Required work
Only lines with the string "projets" matter here; gather them from the material below.

Supplied data
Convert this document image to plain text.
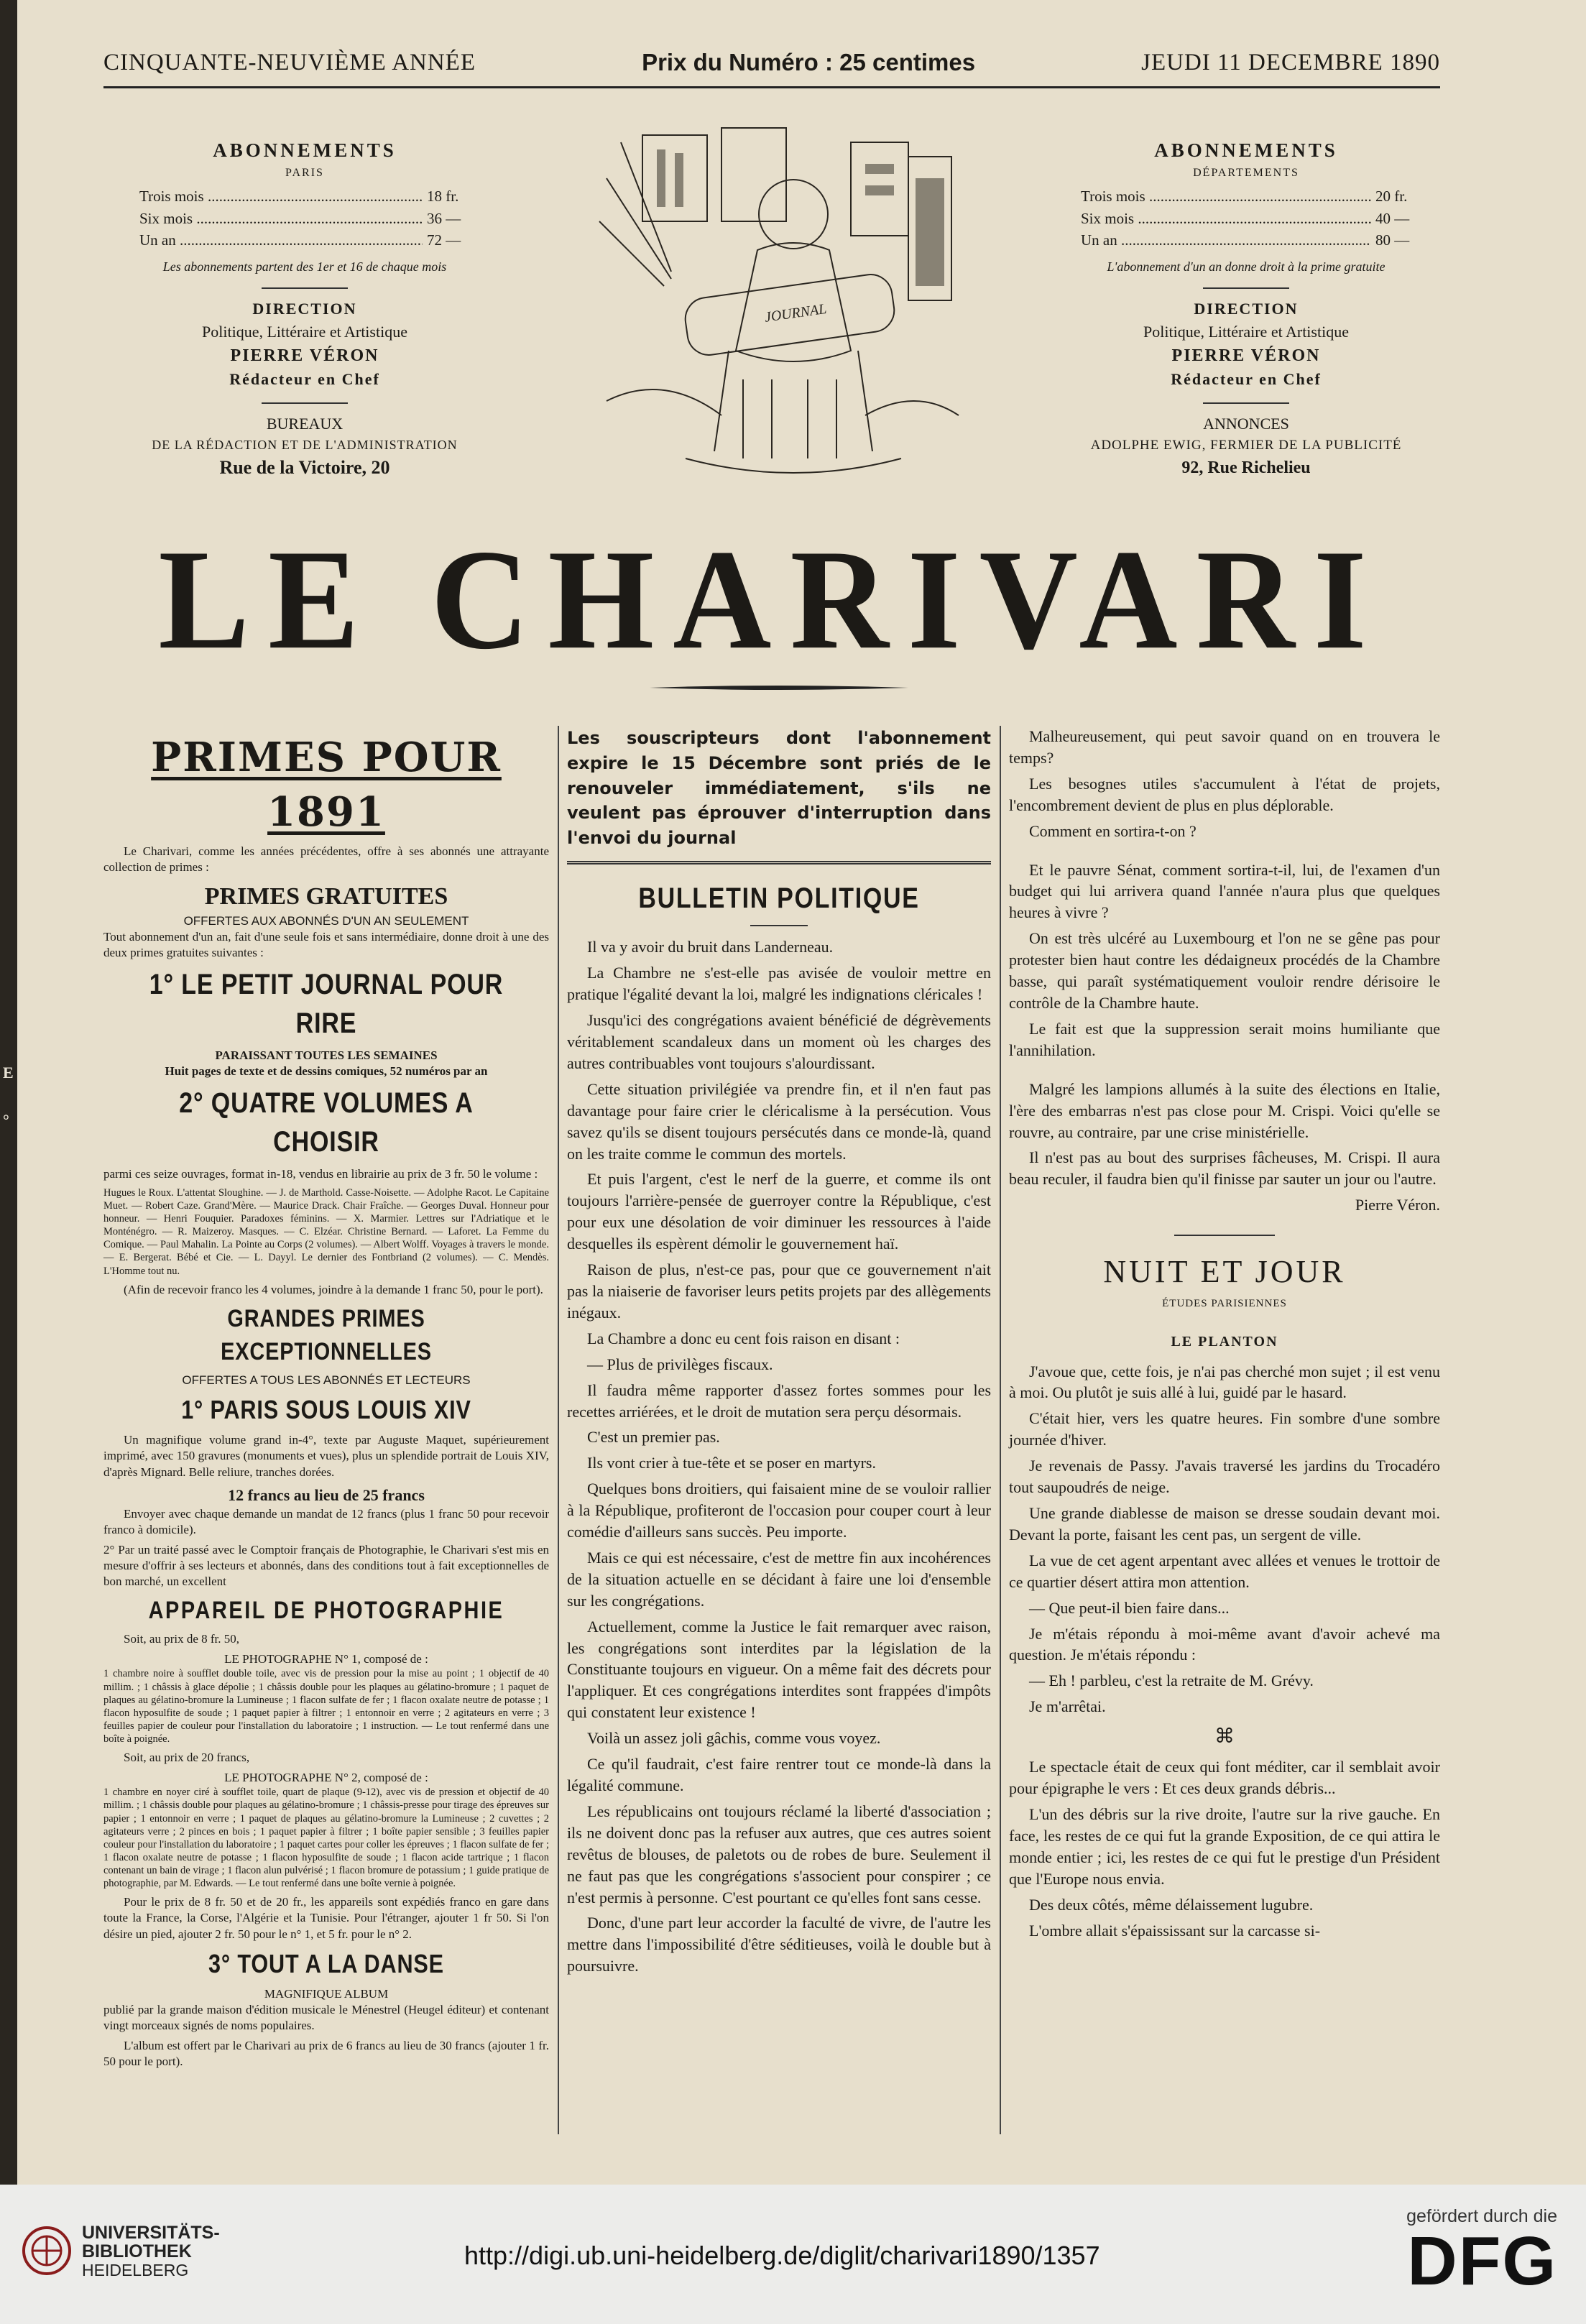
E
°
CINQUANTE-NEUVIÈME ANNÉE	Prix du Numéro : 25 centimes	JEUDI 11 DECEMBRE 1890
ABONNEMENTS
PARIS
Trois mois .....	18 fr.
Six mois .....	36 —
Un an .....	72 —
Les abonnements partent des 1er et 16 de chaque mois
DIRECTION
Politique, Littéraire et Artistique
PIERRE VÉRON
Rédacteur en Chef
BUREAUX
DE LA RÉDACTION ET DE L'ADMINISTRATION
Rue de la Victoire, 20
JOURNAL
ABONNEMENTS
DÉPARTEMENTS
Trois mois .....	20 fr.
Six mois .....	40 —
Un an .....	80 —
L'abonnement d'un an donne droit à la prime gratuite
DIRECTION
Politique, Littéraire et Artistique
PIERRE VÉRON
Rédacteur en Chef
ANNONCES
ADOLPHE EWIG, FERMIER DE LA PUBLICITÉ
92, Rue Richelieu
LE CHARIVARI
PRIMES POUR 1891

Le Charivari, comme les années précédentes, offre à ses abonnés une attrayante collection de primes :

PRIMES GRATUITES
OFFERTES AUX ABONNÉS D'UN AN SEULEMENT

Tout abonnement d'un an, fait d'une seule fois et sans intermédiaire, donne droit à une des deux primes gratuites suivantes :

1° LE PETIT JOURNAL POUR RIRE
PARAISSANT TOUTES LES SEMAINES
Huit pages de texte et de dessins comiques, 52 numéros par an
2° QUATRE VOLUMES A CHOISIR

parmi ces seize ouvrages, format in-18, vendus en librairie au prix de 3 fr. 50 le volume :

Hugues le Roux. L'attentat Sloughine. — J. de Marthold. Casse-Noisette. — Adolphe Racot. Le Capitaine Muet. — Robert Caze. Grand'Mère. — Maurice Drack. Chair Fraîche. — Georges Duval. Honneur pour honneur. — Henri Fouquier. Paradoxes féminins. — X. Marmier. Lettres sur l'Adriatique et le Monténégro. — R. Maizeroy. Masques. — C. Elzéar. Christine Bernard. — Laforet. La Femme du Comique. — Paul Mahalin. La Pointe au Corps (2 volumes). — Albert Wolff. Voyages à travers le monde. — E. Bergerat. Bébé et Cie. — L. Dayyl. Le dernier des Fontbriand (2 volumes). — C. Mendès. L'Homme tout nu.

(Afin de recevoir franco les 4 volumes, joindre à la demande 1 franc 50, pour le port).

GRANDES PRIMES EXCEPTIONNELLES
OFFERTES A TOUS LES ABONNÉS ET LECTEURS
1° PARIS SOUS LOUIS XIV

Un magnifique volume grand in-4°, texte par Auguste Maquet, supérieurement imprimé, avec 150 gravures (monuments et vues), plus un splendide portrait de Louis XIV, d'après Mignard. Belle reliure, tranches dorées.

12 francs au lieu de 25 francs

Envoyer avec chaque demande un mandat de 12 francs (plus 1 franc 50 pour recevoir franco à domicile).

2° Par un traité passé avec le Comptoir français de Photographie, le Charivari s'est mis en mesure d'offrir à ses lecteurs et abonnés, dans des conditions tout à fait exceptionnelles de bon marché, un excellent

APPAREIL DE PHOTOGRAPHIE

Soit, au prix de 8 fr. 50,

LE PHOTOGRAPHE N° 1, composé de :

1 chambre noire à soufflet double toile, avec vis de pression pour la mise au point ; 1 objectif de 40 millim. ; 1 châssis à glace dépolie ; 1 châssis double pour les plaques au gélatino-bromure ; 1 paquet de plaques au gélatino-bromure la Lumineuse ; 1 flacon sulfate de fer ; 1 flacon oxalate neutre de potasse ; 1 flacon hyposulfite de soude ; 1 paquet papier à filtrer ; 1 entonnoir en verre ; 2 agitateurs en verre ; 3 feuilles papier de couleur pour l'installation du laboratoire ; 1 instruction. — Le tout renfermé dans une boîte à poignée.

Soit, au prix de 20 francs,

LE PHOTOGRAPHE N° 2, composé de :

1 chambre en noyer ciré à soufflet toile, quart de plaque (9-12), avec vis de pression et objectif de 40 millim. ; 1 châssis double pour plaques au gélatino-bromure ; 1 châssis-presse pour tirage des épreuves sur papier ; 1 entonnoir en verre ; 1 paquet de plaques au gélatino-bromure la Lumineuse ; 2 cuvettes ; 2 agitateurs verre ; 2 pinces en bois ; 1 paquet papier à filtrer ; 1 boîte papier sensible ; 3 feuilles papier couleur pour l'installation du laboratoire ; 1 paquet cartes pour coller les épreuves ; 1 flacon sulfate de fer ; 1 flacon oxalate neutre de potasse ; 1 flacon hyposulfite de soude ; 1 flacon acide tartrique ; 1 flacon contenant un bain de virage ; 1 flacon alun pulvérisé ; 1 flacon bromure de potassium ; 1 guide pratique de photographie, par M. Edwards. — Le tout renfermé dans une boîte vernie à poignée.

Pour le prix de 8 fr. 50 et de 20 fr., les appareils sont expédiés franco en gare dans toute la France, la Corse, l'Algérie et la Tunisie. Pour l'étranger, ajouter 1 fr 50. Si l'on désire un pied, ajouter 2 fr. 50 pour le n° 1, et 5 fr. pour le n° 2.

3° TOUT A LA DANSE
MAGNIFIQUE ALBUM

publié par la grande maison d'édition musicale le Ménestrel (Heugel éditeur) et contenant vingt morceaux signés de noms populaires.

L'album est offert par le Charivari au prix de 6 francs au lieu de 30 francs (ajouter 1 fr. 50 pour le port).

Les souscripteurs dont l'abonnement expire le 15 Décembre sont priés de le renouveler immédiatement, s'ils ne veulent pas éprouver d'interruption dans l'envoi du journal

BULLETIN POLITIQUE

Il va y avoir du bruit dans Landerneau.

La Chambre ne s'est-elle pas avisée de vouloir mettre en pratique l'égalité devant la loi, malgré les indignations cléricales !

Jusqu'ici des congrégations avaient bénéficié de dégrèvements véritablement scandaleux dans un moment où les charges des autres contribuables vont toujours s'alourdissant.

Cette situation privilégiée va prendre fin, et il n'en faut pas davantage pour faire crier le cléricalisme à la persécution. Vous savez qu'ils se disent toujours persécutés dans ce monde-là, quand on les traite comme le commun des mortels.

Et puis l'argent, c'est le nerf de la guerre, et comme ils ont toujours l'arrière-pensée de guerroyer contre la République, c'est pour eux une désolation de voir diminuer les ressources à l'aide desquelles ils espèrent démolir le gouvernement haï.

Raison de plus, n'est-ce pas, pour que ce gouvernement n'ait pas la niaiserie de favoriser leurs petits projets par des allègements inégaux.

La Chambre a donc eu cent fois raison en disant :

— Plus de privilèges fiscaux.

Il faudra même rapporter d'assez fortes sommes pour les recettes arriérées, et le droit de mutation sera perçu désormais.

C'est un premier pas.

Ils vont crier à tue-tête et se poser en martyrs.

Quelques bons droitiers, qui faisaient mine de se vouloir rallier à la République, profiteront de l'occasion pour couper court à leur comédie d'ailleurs sans succès. Peu importe.

Mais ce qui est nécessaire, c'est de mettre fin aux incohérences de la situation actuelle en se décidant à faire une loi d'ensemble sur les congrégations.

Actuellement, comme la Justice le fait remarquer avec raison, les congrégations sont interdites par la législation de la Constituante toujours en vigueur. On a même fait des décrets pour l'appliquer. Et ces congrégations interdites sont frappées d'impôts qui constatent leur existence !

Voilà un assez joli gâchis, comme vous voyez.

Ce qu'il faudrait, c'est faire rentrer tout ce monde-là dans la légalité commune.

Les républicains ont toujours réclamé la liberté d'association ; ils ne doivent donc pas la refuser aux autres, que ces autres soient revêtus de blouses, de paletots ou de robes de bure. Seulement il ne faut pas que les congrégations s'associent pour conspirer ; ce n'est permis à personne. C'est pourtant ce qu'elles font sans cesse.

Donc, d'une part leur accorder la faculté de vivre, de l'autre les mettre dans l'impossibilité d'être séditieuses, voilà le double but à poursuivre.

Malheureusement, qui peut savoir quand on en trouvera le temps?

Les besognes utiles s'accumulent à l'état de projets, l'encombrement devient de plus en plus déplorable.

Comment en sortira-t-on ?

Et le pauvre Sénat, comment sortira-t-il, lui, de l'examen d'un budget qui lui arrivera quand l'année n'aura plus que quelques heures à vivre ?

On est très ulcéré au Luxembourg et l'on ne se gêne pas pour protester bien haut contre les dédaigneux procédés de la Chambre basse, qui paraît systématiquement vouloir rendre dérisoire le contrôle de la Chambre haute.

Le fait est que la suppression serait moins humiliante que l'annihilation.

Malgré les lampions allumés à la suite des élections en Italie, l'ère des embarras n'est pas close pour M. Crispi. Voici qu'elle se rouvre, au contraire, par une crise ministérielle.

Il n'est pas au bout des surprises fâcheuses, M. Crispi. Il aura beau reculer, il faudra bien qu'il finisse par sauter un jour ou l'autre.

Pierre Véron.

NUIT ET JOUR
ÉTUDES PARISIENNES
LE PLANTON

J'avoue que, cette fois, je n'ai pas cherché mon sujet ; il est venu à moi. Ou plutôt je suis allé à lui, guidé par le hasard.

C'était hier, vers les quatre heures. Fin sombre d'une sombre journée d'hiver.

Je revenais de Passy. J'avais traversé les jardins du Trocadéro tout saupoudrés de neige.

Une grande diablesse de maison se dresse soudain devant moi. Devant la porte, faisant les cent pas, un sergent de ville.

La vue de cet agent arpentant avec allées et venues le trottoir de ce quartier désert attira mon attention.

— Que peut-il bien faire dans...

Je m'étais répondu à moi-même avant d'avoir achevé ma question. Je m'étais répondu :

— Eh ! parbleu, c'est la retraite de M. Grévy.

Je m'arrêtai.

⌘

Le spectacle était de ceux qui font méditer, car il semblait avoir pour épigraphe le vers : Et ces deux grands débris...

L'un des débris sur la rive droite, l'autre sur la rive gauche. En face, les restes de ce qui fut la grande Exposition, de ce qui attira le monde entier ; ici, les restes de ce qui fut le prestige d'un Président que l'Europe nous envia.

Des deux côtés, même délaissement lugubre.

L'ombre allait s'épaississant sur la carcasse si-

UNIVERSITÄTS-
BIBLIOTHEK
HEIDELBERG	http://digi.ub.uni-heidelberg.de/diglit/charivari1890/1357
gefördert durch die
DFG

Expected output
Raison de plus, n'est-ce pas, pour que ce gouvernement n'ait pas la niaiserie de favoriser leurs petits projets par des allègements inégaux.
Les besognes utiles s'accumulent à l'état de projets, l'encombrement devient de plus en plus déplorable.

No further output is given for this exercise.